Reproduce the data exactly.

■ ■ ■ ■

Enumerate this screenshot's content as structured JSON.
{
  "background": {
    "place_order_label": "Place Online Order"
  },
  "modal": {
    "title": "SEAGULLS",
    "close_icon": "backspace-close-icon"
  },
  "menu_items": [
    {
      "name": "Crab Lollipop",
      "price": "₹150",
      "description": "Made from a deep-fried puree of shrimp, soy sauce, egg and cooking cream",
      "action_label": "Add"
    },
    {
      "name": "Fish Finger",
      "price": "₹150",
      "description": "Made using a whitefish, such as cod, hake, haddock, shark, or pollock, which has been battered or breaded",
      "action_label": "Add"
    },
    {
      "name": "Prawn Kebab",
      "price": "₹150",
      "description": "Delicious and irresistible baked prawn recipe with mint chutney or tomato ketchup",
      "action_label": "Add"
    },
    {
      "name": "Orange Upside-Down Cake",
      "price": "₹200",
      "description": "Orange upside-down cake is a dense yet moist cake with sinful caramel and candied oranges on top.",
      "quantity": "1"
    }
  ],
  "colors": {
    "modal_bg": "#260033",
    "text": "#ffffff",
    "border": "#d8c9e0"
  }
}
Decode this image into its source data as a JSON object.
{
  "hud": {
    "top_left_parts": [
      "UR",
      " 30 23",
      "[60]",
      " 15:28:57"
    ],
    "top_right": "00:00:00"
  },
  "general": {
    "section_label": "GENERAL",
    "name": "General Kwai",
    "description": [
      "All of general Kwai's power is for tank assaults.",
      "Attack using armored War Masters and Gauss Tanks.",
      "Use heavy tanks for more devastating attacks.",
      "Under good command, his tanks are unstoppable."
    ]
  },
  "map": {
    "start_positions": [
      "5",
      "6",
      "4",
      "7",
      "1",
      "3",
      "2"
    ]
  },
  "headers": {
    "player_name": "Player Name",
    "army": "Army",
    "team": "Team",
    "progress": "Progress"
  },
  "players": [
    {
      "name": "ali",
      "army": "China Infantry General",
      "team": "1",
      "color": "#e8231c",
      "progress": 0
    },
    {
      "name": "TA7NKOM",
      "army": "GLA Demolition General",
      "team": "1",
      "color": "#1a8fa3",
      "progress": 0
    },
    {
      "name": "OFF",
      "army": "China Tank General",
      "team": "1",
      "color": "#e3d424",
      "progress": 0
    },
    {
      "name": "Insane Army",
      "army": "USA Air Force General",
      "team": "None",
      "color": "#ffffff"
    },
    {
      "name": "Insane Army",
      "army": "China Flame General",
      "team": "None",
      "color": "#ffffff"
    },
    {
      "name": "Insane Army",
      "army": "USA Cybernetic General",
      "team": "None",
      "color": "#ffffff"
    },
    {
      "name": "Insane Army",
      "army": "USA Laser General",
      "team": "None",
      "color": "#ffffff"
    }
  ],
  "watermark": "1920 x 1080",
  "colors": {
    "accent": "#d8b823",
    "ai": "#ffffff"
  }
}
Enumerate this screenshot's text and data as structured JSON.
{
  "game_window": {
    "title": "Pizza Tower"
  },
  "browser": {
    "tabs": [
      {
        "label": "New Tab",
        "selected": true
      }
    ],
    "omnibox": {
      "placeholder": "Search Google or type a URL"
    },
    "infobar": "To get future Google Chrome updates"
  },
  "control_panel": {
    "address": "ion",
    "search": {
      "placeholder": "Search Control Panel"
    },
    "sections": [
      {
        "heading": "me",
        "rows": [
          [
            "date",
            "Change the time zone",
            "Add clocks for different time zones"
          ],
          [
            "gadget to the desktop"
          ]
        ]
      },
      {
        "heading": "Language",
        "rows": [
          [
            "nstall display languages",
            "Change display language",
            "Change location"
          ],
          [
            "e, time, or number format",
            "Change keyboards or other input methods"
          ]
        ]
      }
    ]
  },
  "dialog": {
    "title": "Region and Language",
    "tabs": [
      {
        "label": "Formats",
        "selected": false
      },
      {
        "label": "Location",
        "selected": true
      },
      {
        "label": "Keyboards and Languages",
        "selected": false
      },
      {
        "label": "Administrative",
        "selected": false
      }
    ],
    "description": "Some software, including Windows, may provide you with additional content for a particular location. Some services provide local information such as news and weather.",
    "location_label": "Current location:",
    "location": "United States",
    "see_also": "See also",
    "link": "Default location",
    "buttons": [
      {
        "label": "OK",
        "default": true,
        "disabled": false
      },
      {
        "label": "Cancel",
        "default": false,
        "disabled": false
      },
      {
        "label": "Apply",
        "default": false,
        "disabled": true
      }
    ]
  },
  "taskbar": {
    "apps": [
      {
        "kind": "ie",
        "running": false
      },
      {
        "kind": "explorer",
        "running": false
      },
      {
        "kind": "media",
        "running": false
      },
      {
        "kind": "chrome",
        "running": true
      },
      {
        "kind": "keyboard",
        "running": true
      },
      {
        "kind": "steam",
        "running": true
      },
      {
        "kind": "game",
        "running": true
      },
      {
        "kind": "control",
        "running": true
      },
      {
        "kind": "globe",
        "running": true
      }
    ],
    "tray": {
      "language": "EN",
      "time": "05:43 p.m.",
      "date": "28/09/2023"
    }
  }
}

■ ■ ■ ■

## EXERCISE RESULT
Enumerate this screenshot's content as structured JSON.
{
  "background": {
    "place_order_label": "Place Online Order"
  },
  "modal": {
    "title": "SEAGULLS",
    "close_icon": "backspace-close-icon"
  },
  "menu_items": [
    {
      "name": "Crab Lollipop",
      "price": "₹150",
      "description": "Made from a deep-fried puree of shrimp, soy sauce, egg and cooking cream",
      "action_label": "Add"
    },
    {
      "name": "Fish Finger",
      "price": "₹150",
      "description": "Made using a whitefish, such as cod, hake, haddock, shark, or pollock, which has been battered or breaded",
      "action_label": "Add"
    },
    {
      "name": "Prawn Kebab",
      "price": "₹150",
      "description": "Delicious and irresistible baked prawn recipe with mint chutney or tomato ketchup",
      "action_label": "Add"
    },
    {
      "name": "Orange Upside-Down Cake",
      "price": "₹200",
      "description": "Orange upside-down cake is a dense yet moist cake with sinful caramel and candied oranges on top.",
      "quantity": "1"
    }
  ],
  "colors": {
    "modal_bg": "#260033",
    "text": "#ffffff",
    "border": "#d8c9e0"
  }
}
Decode this image into its source data as a JSON object.
{
  "hud": {
    "top_left_parts": [
      "UR",
      " 30 23",
      "[60]",
      " 15:28:57"
    ],
    "top_right": "00:00:00"
  },
  "general": {
    "section_label": "GENERAL",
    "name": "General Kwai",
    "description": [
      "All of general Kwai's power is for tank assaults.",
      "Attack using armored War Masters and Gauss Tanks.",
      "Use heavy tanks for more devastating attacks.",
      "Under good command, his tanks are unstoppable."
    ]
  },
  "map": {
    "start_positions": [
      "5",
      "6",
      "4",
      "7",
      "1",
      "3",
      "2"
    ]
  },
  "headers": {
    "player_name": "Player Name",
    "army": "Army",
    "team": "Team",
    "progress": "Progress"
  },
  "players": [
    {
      "name": "ali",
      "army": "China Infantry General",
      "team": "1",
      "color": "#e8231c",
      "progress": 0
    },
    {
      "name": "TA7NKOM",
      "army": "GLA Demolition General",
      "team": "1",
      "color": "#1a8fa3",
      "progress": 0
    },
    {
      "name": "OFF",
      "army": "China Tank General",
      "team": "1",
      "color": "#e3d424",
      "progress": 0
    },
    {
      "name": "Insane Army",
      "army": "USA Air Force General",
      "team": "None",
      "color": "#ffffff"
    },
    {
      "name": "Insane Army",
      "army": "China Flame General",
      "team": "None",
      "color": "#ffffff"
    },
    {
      "name": "Insane Army",
      "army": "USA Cybernetic General",
      "team": "None",
      "color": "#ffffff"
    },
    {
      "name": "Insane Army",
      "army": "USA Laser General",
      "team": "None",
      "color": "#ffffff"
    }
  ],
  "watermark": "1920 x 1080",
  "colors": {
    "accent": "#d8b823",
    "ai": "#ffffff"
  }
}
Enumerate this screenshot's text and data as structured JSON.
{
  "game_window": {
    "title": "Pizza Tower"
  },
  "browser": {
    "tabs": [
      {
        "label": "New Tab",
        "selected": true
      }
    ],
    "omnibox": {
      "placeholder": "Search Google or type a URL"
    },
    "infobar": "To get future Google Chrome updates"
  },
  "control_panel": {
    "address": "ion",
    "search": {
      "placeholder": "Search Control Panel"
    },
    "sections": [
      {
        "heading": "me",
        "rows": [
          [
            "date",
            "Change the time zone",
            "Add clocks for different time zones"
          ],
          [
            "gadget to the desktop"
          ]
        ]
      },
      {
        "heading": "Language",
        "rows": [
          [
            "nstall display languages",
            "Change display language",
            "Change location"
          ],
          [
            "e, time, or number format",
            "Change keyboards or other input methods"
          ]
        ]
      }
    ]
  },
  "dialog": {
    "title": "Region and Language",
    "tabs": [
      {
        "label": "Formats",
        "selected": false
      },
      {
        "label": "Location",
        "selected": true
      },
      {
        "label": "Keyboards and Languages",
        "selected": false
      },
      {
        "label": "Administrative",
        "selected": false
      }
    ],
    "description": "Some software, including Windows, may provide you with additional content for a particular location. Some services provide local information such as news and weather.",
    "location_label": "Current location:",
    "location": "United States",
    "see_also": "See also",
    "link": "Default location",
    "buttons": [
      {
        "label": "OK",
        "default": true,
        "disabled": false
      },
      {
        "label": "Cancel",
        "default": false,
        "disabled": false
      },
      {
        "label": "Apply",
        "default": false,
        "disabled": true
      }
    ]
  },
  "taskbar": {
    "apps": [
      {
        "kind": "ie",
        "running": false
      },
      {
        "kind": "explorer",
        "running": false
      },
      {
        "kind": "media",
        "running": false
      },
      {
        "kind": "chrome",
        "running": true
      },
      {
        "kind": "keyboard",
        "running": true
      },
      {
        "kind": "steam",
        "running": true
      },
      {
        "kind": "game",
        "running": true
      },
      {
        "kind": "control",
        "running": true
      },
      {
        "kind": "globe",
        "running": true
      }
    ],
    "tray": {
      "language": "EN",
      "time": "05:43 p.m.",
      "date": "28/09/2023"
    }
  }
}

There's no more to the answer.